▸ **Written exercise**
Retype each record below word for word. Leave the pictures out.

******

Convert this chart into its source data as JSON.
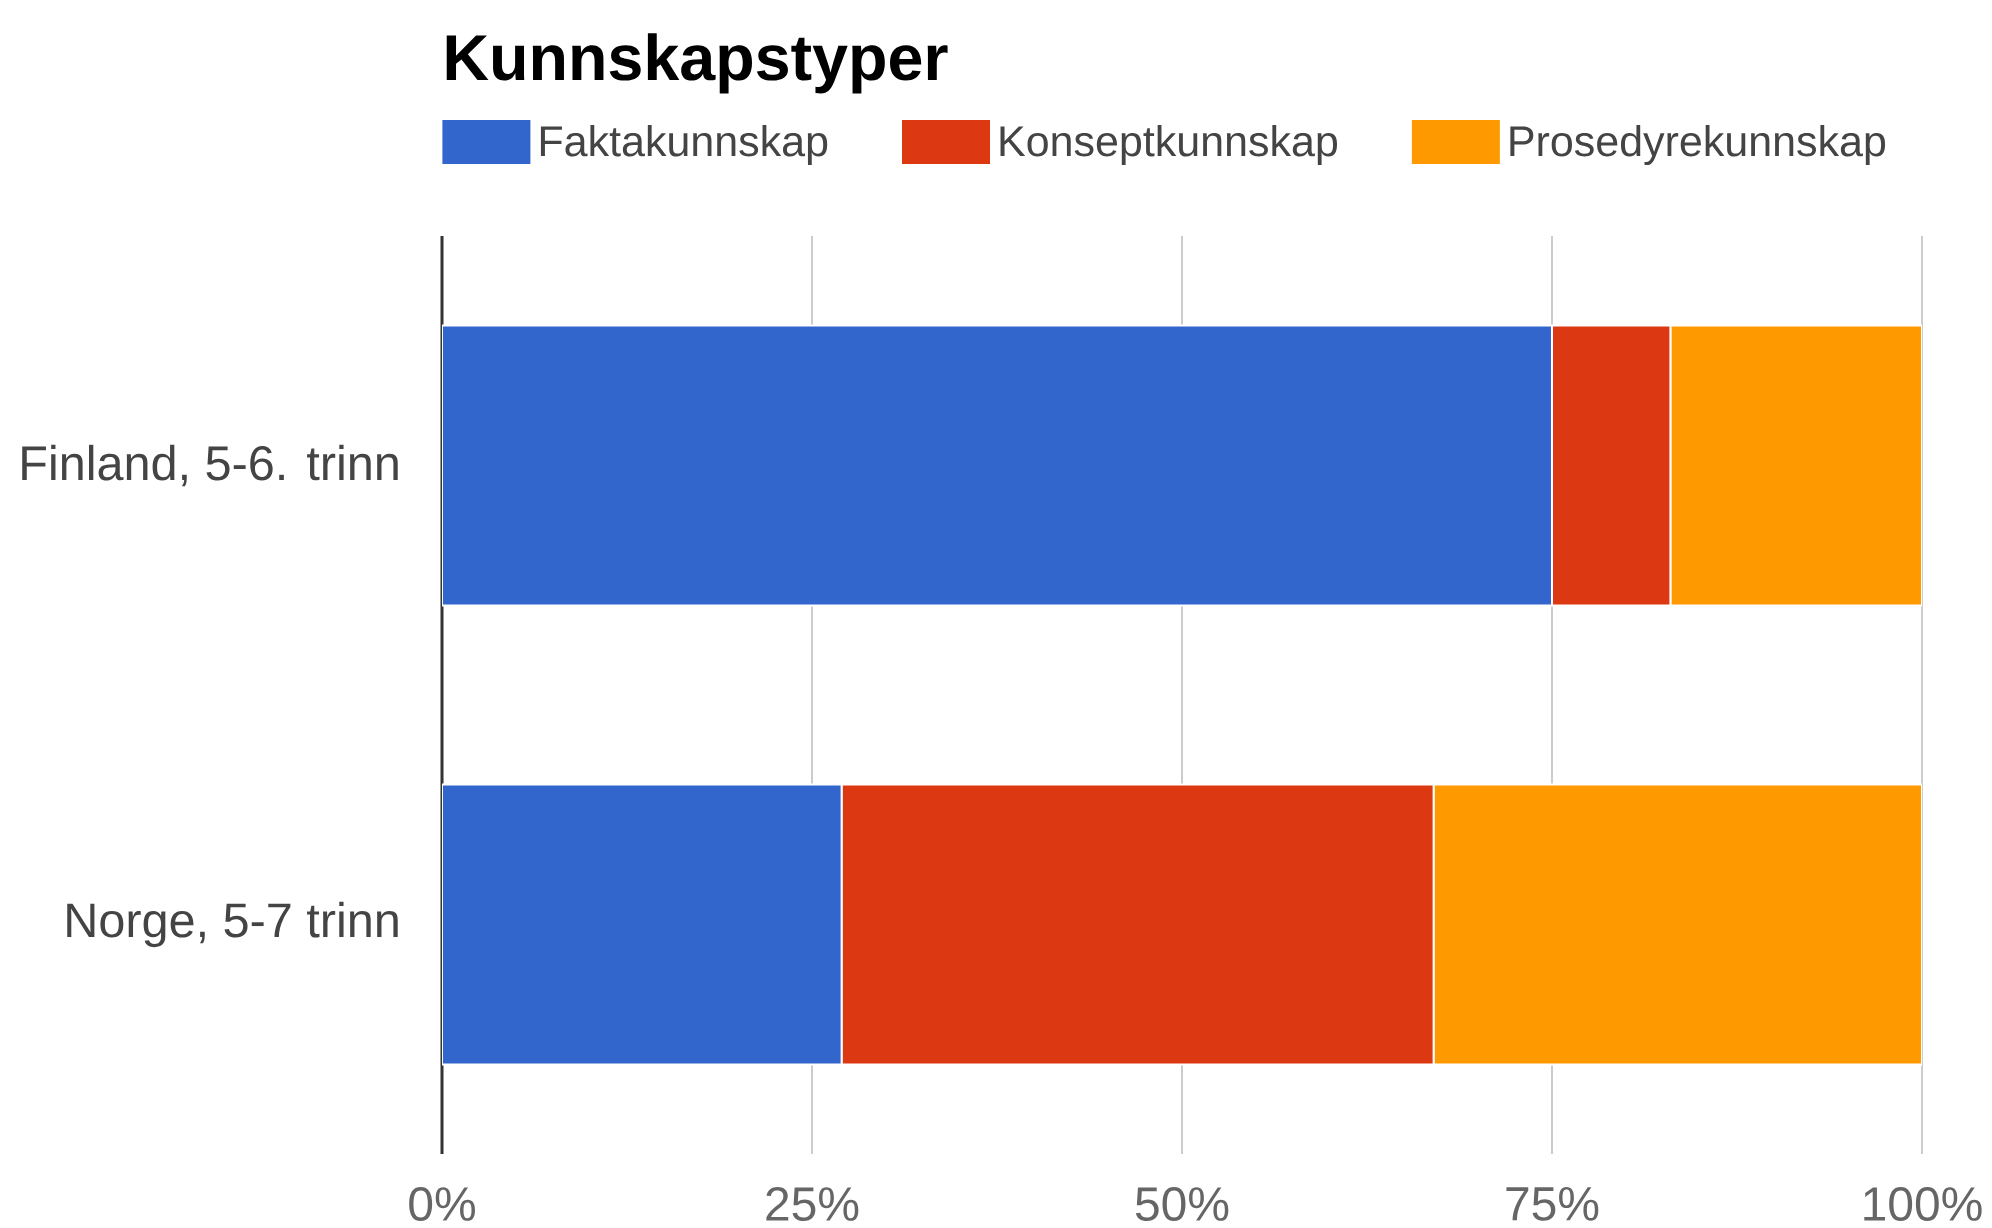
{
  "chart_data": {
    "type": "bar",
    "orientation": "horizontal",
    "stacked": true,
    "title": "Kunnskapstyper",
    "categories": [
      "Finland, 5-6. trinn",
      "Norge, 5-7 trinn"
    ],
    "series": [
      {
        "name": "Faktakunnskap",
        "color": "#3366cc",
        "values": [
          75,
          27
        ]
      },
      {
        "name": "Konseptkunnskap",
        "color": "#dc3912",
        "values": [
          8,
          40
        ]
      },
      {
        "name": "Prosedyrekunnskap",
        "color": "#ff9900",
        "values": [
          17,
          33
        ]
      }
    ],
    "xlim": [
      0,
      100
    ],
    "xticks": [
      {
        "value": 0,
        "label": "0%"
      },
      {
        "value": 25,
        "label": "25%"
      },
      {
        "value": 50,
        "label": "50%"
      },
      {
        "value": 75,
        "label": "75%"
      },
      {
        "value": 100,
        "label": "100%"
      }
    ],
    "grid": "x",
    "legend": "top"
  }
}
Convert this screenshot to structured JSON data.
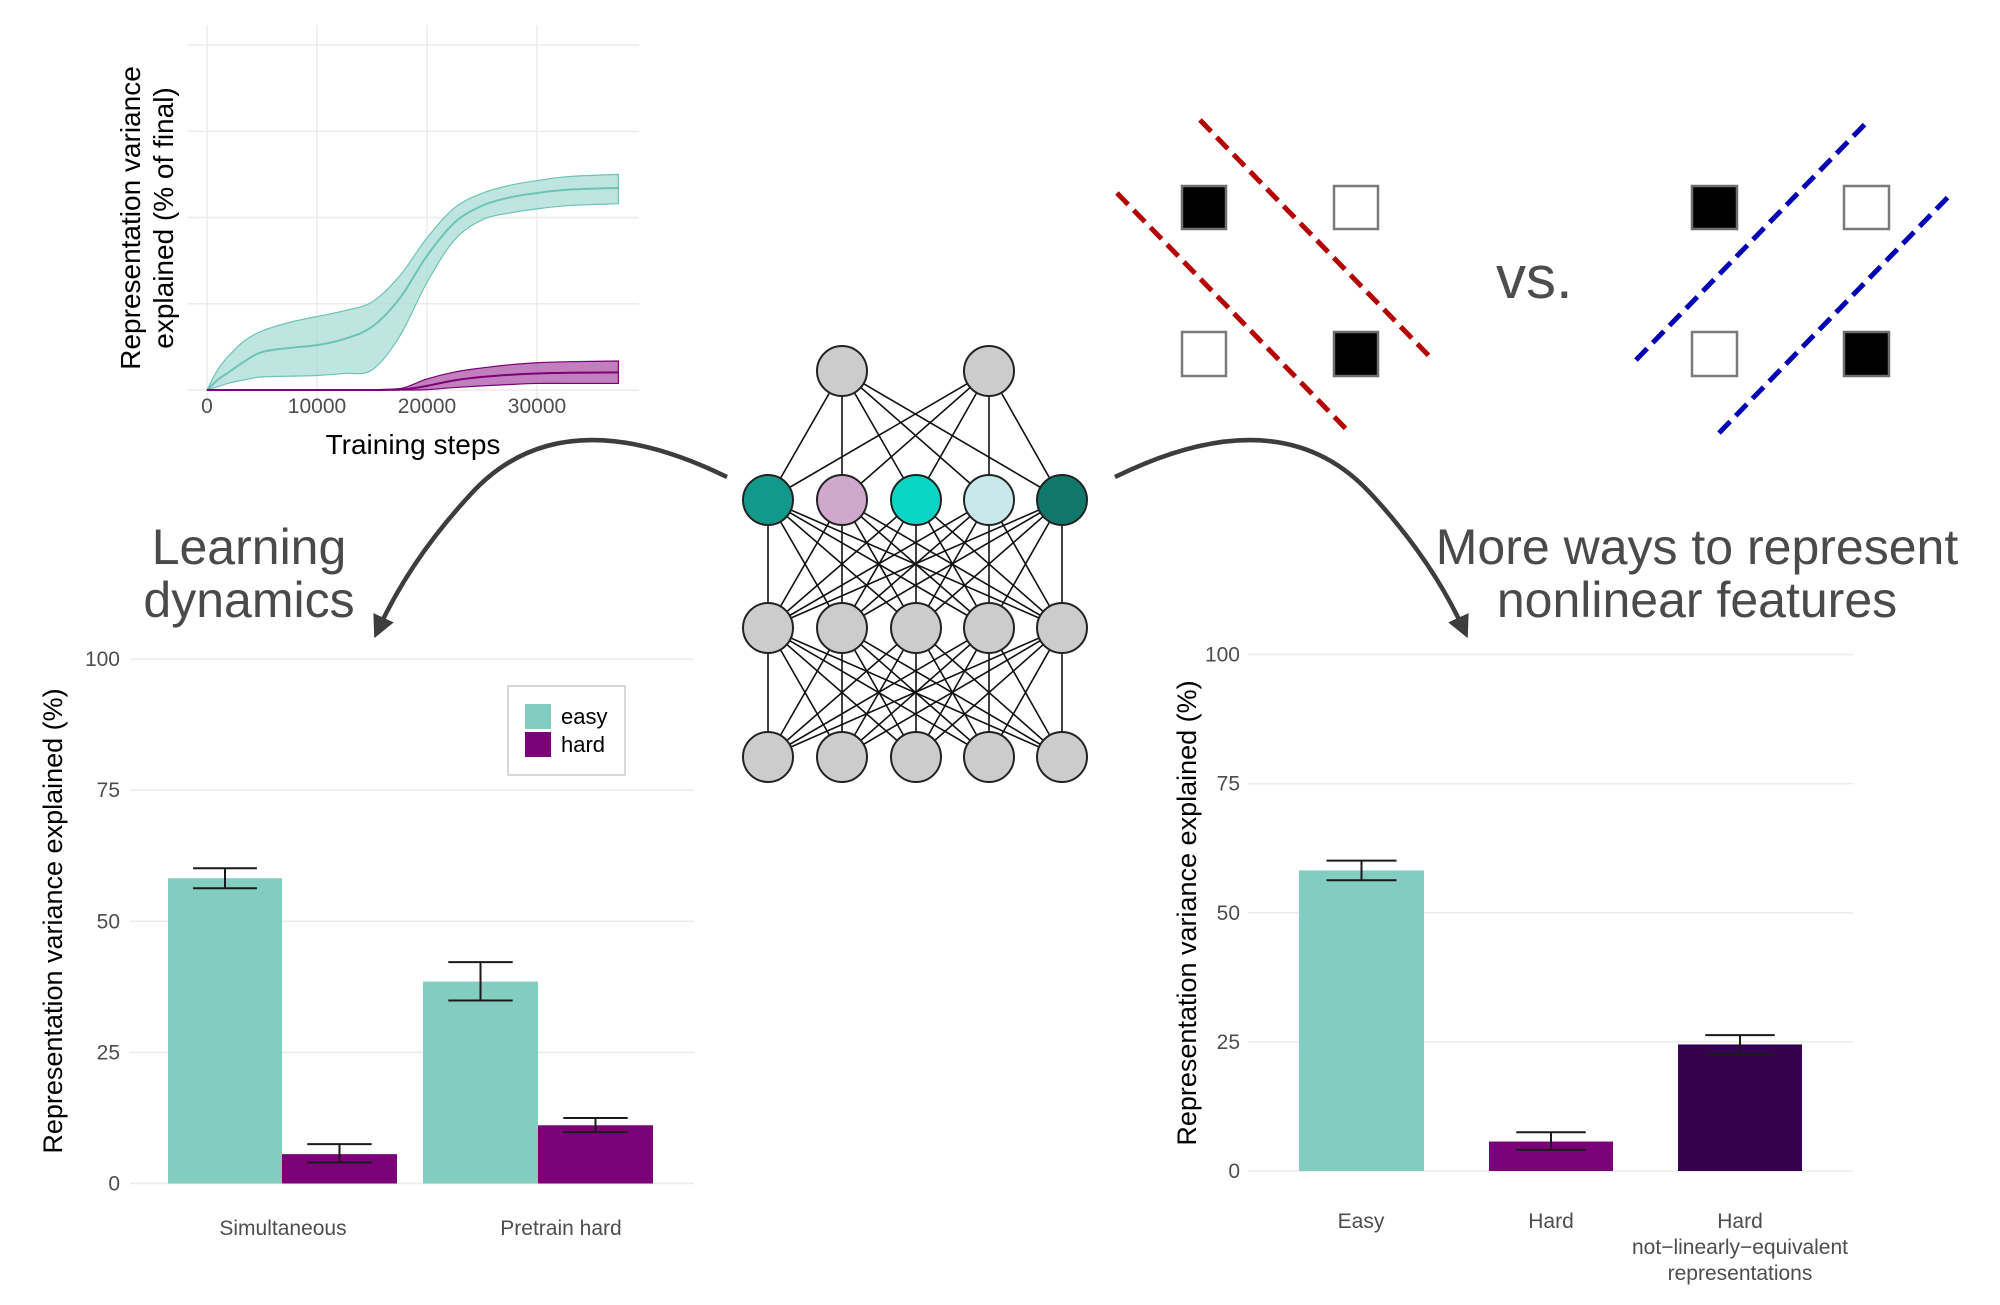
{
  "colors": {
    "easy": "#83ccc0",
    "hard": "#7a0177",
    "hard_nonlinear": "#35004d",
    "easy_band": "#a8dcd5",
    "easy_line": "#6cc4b4",
    "hard_band": "#b25fae",
    "hard_line": "#7a0177",
    "red_boundary": "#b40000",
    "blue_boundary": "#0000b4",
    "arrow": "#3d3d3d",
    "node_gray": "#cccccc",
    "node_hidden": [
      "#12998b",
      "#cfa8cc",
      "#0ad4c4",
      "#c8e9ea",
      "#0f776b"
    ]
  },
  "labels": {
    "learning_dynamics": [
      "Learning",
      "dynamics"
    ],
    "more_ways": [
      "More ways to represent",
      "nonlinear features"
    ],
    "vs": "vs."
  },
  "chart_data": [
    {
      "id": "learning-curve",
      "type": "area",
      "title": "",
      "xlabel": "Training steps",
      "ylabel": [
        "Representation variance",
        "explained (% of final)"
      ],
      "xlim": [
        0,
        38000
      ],
      "ylim": [
        0,
        100
      ],
      "xticks": [
        0,
        10000,
        20000,
        30000
      ],
      "xtick_labels": [
        "0",
        "10000",
        "20000",
        "30000"
      ],
      "yticks": [
        0,
        25,
        50,
        75,
        100
      ],
      "ytick_labels_visible": false,
      "grid": true,
      "series": [
        {
          "name": "easy",
          "x": [
            0,
            1000,
            2000,
            3500,
            5000,
            7500,
            10000,
            12500,
            15000,
            17500,
            20000,
            22500,
            25000,
            27500,
            30000,
            33000,
            37400
          ],
          "mean": [
            0,
            3.0,
            5.2,
            8.5,
            11.0,
            12.2,
            13.0,
            14.8,
            18.3,
            26.5,
            38.9,
            48.5,
            53.4,
            55.8,
            57.1,
            58.1,
            58.6
          ],
          "upper": [
            0,
            6.0,
            10.0,
            14.5,
            17.1,
            19.6,
            21.3,
            23.0,
            25.5,
            33.0,
            44.1,
            52.8,
            57.0,
            59.3,
            60.7,
            61.9,
            62.5
          ],
          "lower": [
            0,
            1.0,
            2.0,
            3.0,
            3.8,
            4.0,
            4.2,
            4.8,
            5.8,
            15.5,
            31.2,
            43.5,
            49.3,
            51.3,
            52.5,
            53.5,
            54.0
          ]
        },
        {
          "name": "hard",
          "x": [
            0,
            5000,
            10000,
            15000,
            17500,
            18500,
            20000,
            22500,
            25000,
            27500,
            30000,
            33000,
            37400
          ],
          "mean": [
            0,
            0,
            0,
            0,
            0.1,
            0.4,
            1.2,
            2.8,
            3.8,
            4.4,
            4.8,
            5.0,
            5.1
          ],
          "upper": [
            0,
            0,
            0,
            0.1,
            0.4,
            1.3,
            3.2,
            5.2,
            6.4,
            7.3,
            7.9,
            8.2,
            8.4
          ],
          "lower": [
            0,
            0,
            0,
            0,
            0,
            0,
            0.1,
            0.7,
            1.2,
            1.6,
            1.9,
            1.9,
            1.9
          ]
        }
      ]
    },
    {
      "id": "learning-dynamics-bars",
      "type": "bar",
      "title": "",
      "xlabel": "",
      "ylabel": "Representation variance explained (%)",
      "ylim": [
        0,
        100
      ],
      "yticks": [
        0,
        25,
        50,
        75,
        100
      ],
      "ytick_labels": [
        "0",
        "25",
        "50",
        "75",
        "100"
      ],
      "grid": true,
      "categories": [
        "Simultaneous",
        "Pretrain hard"
      ],
      "legend": {
        "position": "top-right",
        "entries": [
          "easy",
          "hard"
        ]
      },
      "series": [
        {
          "name": "easy",
          "values": [
            58.2,
            38.5
          ],
          "err_low": [
            56.3,
            34.9
          ],
          "err_high": [
            60.1,
            42.2
          ]
        },
        {
          "name": "hard",
          "values": [
            5.6,
            11.1
          ],
          "err_low": [
            4.0,
            9.8
          ],
          "err_high": [
            7.5,
            12.5
          ]
        }
      ]
    },
    {
      "id": "nonlinear-features-bars",
      "type": "bar",
      "title": "",
      "xlabel": "",
      "ylabel": "Representation variance explained (%)",
      "ylim": [
        0,
        100
      ],
      "yticks": [
        0,
        25,
        50,
        75,
        100
      ],
      "ytick_labels": [
        "0",
        "25",
        "50",
        "75",
        "100"
      ],
      "grid": true,
      "categories": [
        [
          "Easy"
        ],
        [
          "Hard"
        ],
        [
          "Hard",
          "not−linearly−equivalent",
          "representations"
        ]
      ],
      "values": [
        58.2,
        5.7,
        24.5
      ],
      "err_low": [
        56.3,
        4.1,
        22.6
      ],
      "err_high": [
        60.1,
        7.5,
        26.3
      ],
      "bar_colors": [
        "easy",
        "hard",
        "hard_nonlinear"
      ]
    }
  ],
  "network": {
    "layers": [
      {
        "name": "output",
        "nodes": 2
      },
      {
        "name": "hidden-colored",
        "nodes": 5
      },
      {
        "name": "hidden",
        "nodes": 5
      },
      {
        "name": "input",
        "nodes": 5
      }
    ]
  },
  "xor_panels": [
    {
      "name": "xor-panel-red",
      "squares": [
        {
          "pos": "top-left",
          "filled": true
        },
        {
          "pos": "top-right",
          "filled": false
        },
        {
          "pos": "bottom-left",
          "filled": false
        },
        {
          "pos": "bottom-right",
          "filled": true
        }
      ],
      "boundary_color": "red_boundary",
      "boundary_orientation": "anti-diagonal"
    },
    {
      "name": "xor-panel-blue",
      "squares": [
        {
          "pos": "top-left",
          "filled": true
        },
        {
          "pos": "top-right",
          "filled": false
        },
        {
          "pos": "bottom-left",
          "filled": false
        },
        {
          "pos": "bottom-right",
          "filled": true
        }
      ],
      "boundary_color": "blue_boundary",
      "boundary_orientation": "diagonal"
    }
  ]
}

******

▸ **Result**
Convert this chart into its source data as JSON.
{
  "chart_data": {
    "type": "bar",
    "orientation": "horizontal",
    "stacked": true,
    "title": "Kunnskapstyper",
    "categories": [
      "Finland, 5-6. trinn",
      "Norge, 5-7 trinn"
    ],
    "series": [
      {
        "name": "Faktakunnskap",
        "color": "#3366cc",
        "values": [
          75,
          27
        ]
      },
      {
        "name": "Konseptkunnskap",
        "color": "#dc3912",
        "values": [
          8,
          40
        ]
      },
      {
        "name": "Prosedyrekunnskap",
        "color": "#ff9900",
        "values": [
          17,
          33
        ]
      }
    ],
    "xlim": [
      0,
      100
    ],
    "xticks": [
      {
        "value": 0,
        "label": "0%"
      },
      {
        "value": 25,
        "label": "25%"
      },
      {
        "value": 50,
        "label": "50%"
      },
      {
        "value": 75,
        "label": "75%"
      },
      {
        "value": 100,
        "label": "100%"
      }
    ],
    "grid": "x",
    "legend": "top"
  }
}
Convert this screenshot to structured JSON data.
{
  "colors": {
    "easy": "#83ccc0",
    "hard": "#7a0177",
    "hard_nonlinear": "#35004d",
    "easy_band": "#a8dcd5",
    "easy_line": "#6cc4b4",
    "hard_band": "#b25fae",
    "hard_line": "#7a0177",
    "red_boundary": "#b40000",
    "blue_boundary": "#0000b4",
    "arrow": "#3d3d3d",
    "node_gray": "#cccccc",
    "node_hidden": [
      "#12998b",
      "#cfa8cc",
      "#0ad4c4",
      "#c8e9ea",
      "#0f776b"
    ]
  },
  "labels": {
    "learning_dynamics": [
      "Learning",
      "dynamics"
    ],
    "more_ways": [
      "More ways to represent",
      "nonlinear features"
    ],
    "vs": "vs."
  },
  "chart_data": [
    {
      "id": "learning-curve",
      "type": "area",
      "title": "",
      "xlabel": "Training steps",
      "ylabel": [
        "Representation variance",
        "explained (% of final)"
      ],
      "xlim": [
        0,
        38000
      ],
      "ylim": [
        0,
        100
      ],
      "xticks": [
        0,
        10000,
        20000,
        30000
      ],
      "xtick_labels": [
        "0",
        "10000",
        "20000",
        "30000"
      ],
      "yticks": [
        0,
        25,
        50,
        75,
        100
      ],
      "ytick_labels_visible": false,
      "grid": true,
      "series": [
        {
          "name": "easy",
          "x": [
            0,
            1000,
            2000,
            3500,
            5000,
            7500,
            10000,
            12500,
            15000,
            17500,
            20000,
            22500,
            25000,
            27500,
            30000,
            33000,
            37400
          ],
          "mean": [
            0,
            3.0,
            5.2,
            8.5,
            11.0,
            12.2,
            13.0,
            14.8,
            18.3,
            26.5,
            38.9,
            48.5,
            53.4,
            55.8,
            57.1,
            58.1,
            58.6
          ],
          "upper": [
            0,
            6.0,
            10.0,
            14.5,
            17.1,
            19.6,
            21.3,
            23.0,
            25.5,
            33.0,
            44.1,
            52.8,
            57.0,
            59.3,
            60.7,
            61.9,
            62.5
          ],
          "lower": [
            0,
            1.0,
            2.0,
            3.0,
            3.8,
            4.0,
            4.2,
            4.8,
            5.8,
            15.5,
            31.2,
            43.5,
            49.3,
            51.3,
            52.5,
            53.5,
            54.0
          ]
        },
        {
          "name": "hard",
          "x": [
            0,
            5000,
            10000,
            15000,
            17500,
            18500,
            20000,
            22500,
            25000,
            27500,
            30000,
            33000,
            37400
          ],
          "mean": [
            0,
            0,
            0,
            0,
            0.1,
            0.4,
            1.2,
            2.8,
            3.8,
            4.4,
            4.8,
            5.0,
            5.1
          ],
          "upper": [
            0,
            0,
            0,
            0.1,
            0.4,
            1.3,
            3.2,
            5.2,
            6.4,
            7.3,
            7.9,
            8.2,
            8.4
          ],
          "lower": [
            0,
            0,
            0,
            0,
            0,
            0,
            0.1,
            0.7,
            1.2,
            1.6,
            1.9,
            1.9,
            1.9
          ]
        }
      ]
    },
    {
      "id": "learning-dynamics-bars",
      "type": "bar",
      "title": "",
      "xlabel": "",
      "ylabel": "Representation variance explained (%)",
      "ylim": [
        0,
        100
      ],
      "yticks": [
        0,
        25,
        50,
        75,
        100
      ],
      "ytick_labels": [
        "0",
        "25",
        "50",
        "75",
        "100"
      ],
      "grid": true,
      "categories": [
        "Simultaneous",
        "Pretrain hard"
      ],
      "legend": {
        "position": "top-right",
        "entries": [
          "easy",
          "hard"
        ]
      },
      "series": [
        {
          "name": "easy",
          "values": [
            58.2,
            38.5
          ],
          "err_low": [
            56.3,
            34.9
          ],
          "err_high": [
            60.1,
            42.2
          ]
        },
        {
          "name": "hard",
          "values": [
            5.6,
            11.1
          ],
          "err_low": [
            4.0,
            9.8
          ],
          "err_high": [
            7.5,
            12.5
          ]
        }
      ]
    },
    {
      "id": "nonlinear-features-bars",
      "type": "bar",
      "title": "",
      "xlabel": "",
      "ylabel": "Representation variance explained (%)",
      "ylim": [
        0,
        100
      ],
      "yticks": [
        0,
        25,
        50,
        75,
        100
      ],
      "ytick_labels": [
        "0",
        "25",
        "50",
        "75",
        "100"
      ],
      "grid": true,
      "categories": [
        [
          "Easy"
        ],
        [
          "Hard"
        ],
        [
          "Hard",
          "not−linearly−equivalent",
          "representations"
        ]
      ],
      "values": [
        58.2,
        5.7,
        24.5
      ],
      "err_low": [
        56.3,
        4.1,
        22.6
      ],
      "err_high": [
        60.1,
        7.5,
        26.3
      ],
      "bar_colors": [
        "easy",
        "hard",
        "hard_nonlinear"
      ]
    }
  ],
  "network": {
    "layers": [
      {
        "name": "output",
        "nodes": 2
      },
      {
        "name": "hidden-colored",
        "nodes": 5
      },
      {
        "name": "hidden",
        "nodes": 5
      },
      {
        "name": "input",
        "nodes": 5
      }
    ]
  },
  "xor_panels": [
    {
      "name": "xor-panel-red",
      "squares": [
        {
          "pos": "top-left",
          "filled": true
        },
        {
          "pos": "top-right",
          "filled": false
        },
        {
          "pos": "bottom-left",
          "filled": false
        },
        {
          "pos": "bottom-right",
          "filled": true
        }
      ],
      "boundary_color": "red_boundary",
      "boundary_orientation": "anti-diagonal"
    },
    {
      "name": "xor-panel-blue",
      "squares": [
        {
          "pos": "top-left",
          "filled": true
        },
        {
          "pos": "top-right",
          "filled": false
        },
        {
          "pos": "bottom-left",
          "filled": false
        },
        {
          "pos": "bottom-right",
          "filled": true
        }
      ],
      "boundary_color": "blue_boundary",
      "boundary_orientation": "diagonal"
    }
  ]
}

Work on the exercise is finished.